[Records from a dataset]
>> start

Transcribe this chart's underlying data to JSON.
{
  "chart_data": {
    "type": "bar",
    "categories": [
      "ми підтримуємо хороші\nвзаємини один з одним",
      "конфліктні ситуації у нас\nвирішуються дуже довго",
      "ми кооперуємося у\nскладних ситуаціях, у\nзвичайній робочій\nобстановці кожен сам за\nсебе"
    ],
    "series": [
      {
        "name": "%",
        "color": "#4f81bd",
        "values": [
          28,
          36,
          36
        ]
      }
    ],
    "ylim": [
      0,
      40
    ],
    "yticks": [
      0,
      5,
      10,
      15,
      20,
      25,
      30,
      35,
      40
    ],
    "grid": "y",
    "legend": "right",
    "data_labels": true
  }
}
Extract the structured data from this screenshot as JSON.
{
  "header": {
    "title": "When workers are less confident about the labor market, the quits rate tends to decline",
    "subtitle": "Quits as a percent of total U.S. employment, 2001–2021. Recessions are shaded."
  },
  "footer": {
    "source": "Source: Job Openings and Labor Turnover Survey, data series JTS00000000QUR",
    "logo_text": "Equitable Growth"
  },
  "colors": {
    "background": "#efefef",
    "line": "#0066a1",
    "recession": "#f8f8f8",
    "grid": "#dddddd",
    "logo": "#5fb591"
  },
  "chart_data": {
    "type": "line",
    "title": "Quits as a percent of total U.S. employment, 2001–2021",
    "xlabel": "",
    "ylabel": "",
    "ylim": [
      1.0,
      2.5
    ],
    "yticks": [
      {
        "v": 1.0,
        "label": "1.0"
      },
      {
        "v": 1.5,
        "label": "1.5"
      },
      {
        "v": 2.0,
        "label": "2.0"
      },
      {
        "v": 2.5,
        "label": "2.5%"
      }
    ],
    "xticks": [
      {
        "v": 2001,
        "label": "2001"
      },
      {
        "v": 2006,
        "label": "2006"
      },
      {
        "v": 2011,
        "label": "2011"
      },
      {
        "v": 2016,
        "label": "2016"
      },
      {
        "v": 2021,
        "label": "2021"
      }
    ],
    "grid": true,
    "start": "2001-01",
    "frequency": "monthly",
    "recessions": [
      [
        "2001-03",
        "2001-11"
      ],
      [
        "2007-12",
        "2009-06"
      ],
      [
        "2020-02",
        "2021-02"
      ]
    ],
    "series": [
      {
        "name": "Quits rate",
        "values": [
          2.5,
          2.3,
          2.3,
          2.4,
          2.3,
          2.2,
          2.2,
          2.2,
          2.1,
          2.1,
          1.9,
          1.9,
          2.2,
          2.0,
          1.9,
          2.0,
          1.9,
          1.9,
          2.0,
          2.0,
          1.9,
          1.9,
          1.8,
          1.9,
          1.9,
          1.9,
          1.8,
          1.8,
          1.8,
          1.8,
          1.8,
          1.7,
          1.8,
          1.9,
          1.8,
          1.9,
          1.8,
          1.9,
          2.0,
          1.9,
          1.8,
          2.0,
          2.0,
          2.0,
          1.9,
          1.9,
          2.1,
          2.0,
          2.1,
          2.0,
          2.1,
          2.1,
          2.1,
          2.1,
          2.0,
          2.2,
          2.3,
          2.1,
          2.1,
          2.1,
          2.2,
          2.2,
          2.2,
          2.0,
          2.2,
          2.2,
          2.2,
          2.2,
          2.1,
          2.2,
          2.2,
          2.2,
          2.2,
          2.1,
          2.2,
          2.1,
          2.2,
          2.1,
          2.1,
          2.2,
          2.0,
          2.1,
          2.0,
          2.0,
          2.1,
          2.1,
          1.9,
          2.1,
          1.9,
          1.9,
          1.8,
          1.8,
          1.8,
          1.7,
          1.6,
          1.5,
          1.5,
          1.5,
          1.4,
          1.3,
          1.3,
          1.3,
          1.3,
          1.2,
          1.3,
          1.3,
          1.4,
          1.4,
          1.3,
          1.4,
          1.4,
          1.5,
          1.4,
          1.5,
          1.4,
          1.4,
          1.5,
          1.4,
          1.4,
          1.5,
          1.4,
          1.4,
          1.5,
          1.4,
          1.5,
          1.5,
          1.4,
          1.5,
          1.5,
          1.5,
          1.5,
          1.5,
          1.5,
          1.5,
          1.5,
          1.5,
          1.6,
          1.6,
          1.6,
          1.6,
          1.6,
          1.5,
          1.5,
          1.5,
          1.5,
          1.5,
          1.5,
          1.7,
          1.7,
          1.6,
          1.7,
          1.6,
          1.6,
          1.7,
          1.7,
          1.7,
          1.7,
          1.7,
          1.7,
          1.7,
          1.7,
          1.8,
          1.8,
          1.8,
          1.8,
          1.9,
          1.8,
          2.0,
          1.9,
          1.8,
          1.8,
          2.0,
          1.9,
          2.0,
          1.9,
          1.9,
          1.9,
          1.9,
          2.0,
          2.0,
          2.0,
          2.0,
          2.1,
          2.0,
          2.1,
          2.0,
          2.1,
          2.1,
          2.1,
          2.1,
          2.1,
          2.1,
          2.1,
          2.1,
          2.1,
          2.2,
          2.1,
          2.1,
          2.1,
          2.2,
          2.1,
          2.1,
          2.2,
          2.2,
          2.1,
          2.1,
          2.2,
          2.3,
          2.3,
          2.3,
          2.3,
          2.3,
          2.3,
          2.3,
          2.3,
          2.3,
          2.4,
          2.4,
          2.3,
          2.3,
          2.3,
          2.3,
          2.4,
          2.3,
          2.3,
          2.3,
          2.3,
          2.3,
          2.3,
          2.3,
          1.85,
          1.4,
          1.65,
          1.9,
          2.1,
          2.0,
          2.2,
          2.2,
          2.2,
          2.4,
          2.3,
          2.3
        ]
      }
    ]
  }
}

>> end

— DIRECTIVE —
Transcribe every entry word for word.

— SOLUTION —
Transcribe this chart's underlying data to JSON.
{
  "chart_data": {
    "type": "bar",
    "categories": [
      "ми підтримуємо хороші\nвзаємини один з одним",
      "конфліктні ситуації у нас\nвирішуються дуже довго",
      "ми кооперуємося у\nскладних ситуаціях, у\nзвичайній робочій\nобстановці кожен сам за\nсебе"
    ],
    "series": [
      {
        "name": "%",
        "color": "#4f81bd",
        "values": [
          28,
          36,
          36
        ]
      }
    ],
    "ylim": [
      0,
      40
    ],
    "yticks": [
      0,
      5,
      10,
      15,
      20,
      25,
      30,
      35,
      40
    ],
    "grid": "y",
    "legend": "right",
    "data_labels": true
  }
}
Extract the structured data from this screenshot as JSON.
{
  "header": {
    "title": "When workers are less confident about the labor market, the quits rate tends to decline",
    "subtitle": "Quits as a percent of total U.S. employment, 2001–2021. Recessions are shaded."
  },
  "footer": {
    "source": "Source: Job Openings and Labor Turnover Survey, data series JTS00000000QUR",
    "logo_text": "Equitable Growth"
  },
  "colors": {
    "background": "#efefef",
    "line": "#0066a1",
    "recession": "#f8f8f8",
    "grid": "#dddddd",
    "logo": "#5fb591"
  },
  "chart_data": {
    "type": "line",
    "title": "Quits as a percent of total U.S. employment, 2001–2021",
    "xlabel": "",
    "ylabel": "",
    "ylim": [
      1.0,
      2.5
    ],
    "yticks": [
      {
        "v": 1.0,
        "label": "1.0"
      },
      {
        "v": 1.5,
        "label": "1.5"
      },
      {
        "v": 2.0,
        "label": "2.0"
      },
      {
        "v": 2.5,
        "label": "2.5%"
      }
    ],
    "xticks": [
      {
        "v": 2001,
        "label": "2001"
      },
      {
        "v": 2006,
        "label": "2006"
      },
      {
        "v": 2011,
        "label": "2011"
      },
      {
        "v": 2016,
        "label": "2016"
      },
      {
        "v": 2021,
        "label": "2021"
      }
    ],
    "grid": true,
    "start": "2001-01",
    "frequency": "monthly",
    "recessions": [
      [
        "2001-03",
        "2001-11"
      ],
      [
        "2007-12",
        "2009-06"
      ],
      [
        "2020-02",
        "2021-02"
      ]
    ],
    "series": [
      {
        "name": "Quits rate",
        "values": [
          2.5,
          2.3,
          2.3,
          2.4,
          2.3,
          2.2,
          2.2,
          2.2,
          2.1,
          2.1,
          1.9,
          1.9,
          2.2,
          2.0,
          1.9,
          2.0,
          1.9,
          1.9,
          2.0,
          2.0,
          1.9,
          1.9,
          1.8,
          1.9,
          1.9,
          1.9,
          1.8,
          1.8,
          1.8,
          1.8,
          1.8,
          1.7,
          1.8,
          1.9,
          1.8,
          1.9,
          1.8,
          1.9,
          2.0,
          1.9,
          1.8,
          2.0,
          2.0,
          2.0,
          1.9,
          1.9,
          2.1,
          2.0,
          2.1,
          2.0,
          2.1,
          2.1,
          2.1,
          2.1,
          2.0,
          2.2,
          2.3,
          2.1,
          2.1,
          2.1,
          2.2,
          2.2,
          2.2,
          2.0,
          2.2,
          2.2,
          2.2,
          2.2,
          2.1,
          2.2,
          2.2,
          2.2,
          2.2,
          2.1,
          2.2,
          2.1,
          2.2,
          2.1,
          2.1,
          2.2,
          2.0,
          2.1,
          2.0,
          2.0,
          2.1,
          2.1,
          1.9,
          2.1,
          1.9,
          1.9,
          1.8,
          1.8,
          1.8,
          1.7,
          1.6,
          1.5,
          1.5,
          1.5,
          1.4,
          1.3,
          1.3,
          1.3,
          1.3,
          1.2,
          1.3,
          1.3,
          1.4,
          1.4,
          1.3,
          1.4,
          1.4,
          1.5,
          1.4,
          1.5,
          1.4,
          1.4,
          1.5,
          1.4,
          1.4,
          1.5,
          1.4,
          1.4,
          1.5,
          1.4,
          1.5,
          1.5,
          1.4,
          1.5,
          1.5,
          1.5,
          1.5,
          1.5,
          1.5,
          1.5,
          1.5,
          1.5,
          1.6,
          1.6,
          1.6,
          1.6,
          1.6,
          1.5,
          1.5,
          1.5,
          1.5,
          1.5,
          1.5,
          1.7,
          1.7,
          1.6,
          1.7,
          1.6,
          1.6,
          1.7,
          1.7,
          1.7,
          1.7,
          1.7,
          1.7,
          1.7,
          1.7,
          1.8,
          1.8,
          1.8,
          1.8,
          1.9,
          1.8,
          2.0,
          1.9,
          1.8,
          1.8,
          2.0,
          1.9,
          2.0,
          1.9,
          1.9,
          1.9,
          1.9,
          2.0,
          2.0,
          2.0,
          2.0,
          2.1,
          2.0,
          2.1,
          2.0,
          2.1,
          2.1,
          2.1,
          2.1,
          2.1,
          2.1,
          2.1,
          2.1,
          2.1,
          2.2,
          2.1,
          2.1,
          2.1,
          2.2,
          2.1,
          2.1,
          2.2,
          2.2,
          2.1,
          2.1,
          2.2,
          2.3,
          2.3,
          2.3,
          2.3,
          2.3,
          2.3,
          2.3,
          2.3,
          2.3,
          2.4,
          2.4,
          2.3,
          2.3,
          2.3,
          2.3,
          2.4,
          2.3,
          2.3,
          2.3,
          2.3,
          2.3,
          2.3,
          2.3,
          1.85,
          1.4,
          1.65,
          1.9,
          2.1,
          2.0,
          2.2,
          2.2,
          2.2,
          2.4,
          2.3,
          2.3
        ]
      }
    ]
  }
}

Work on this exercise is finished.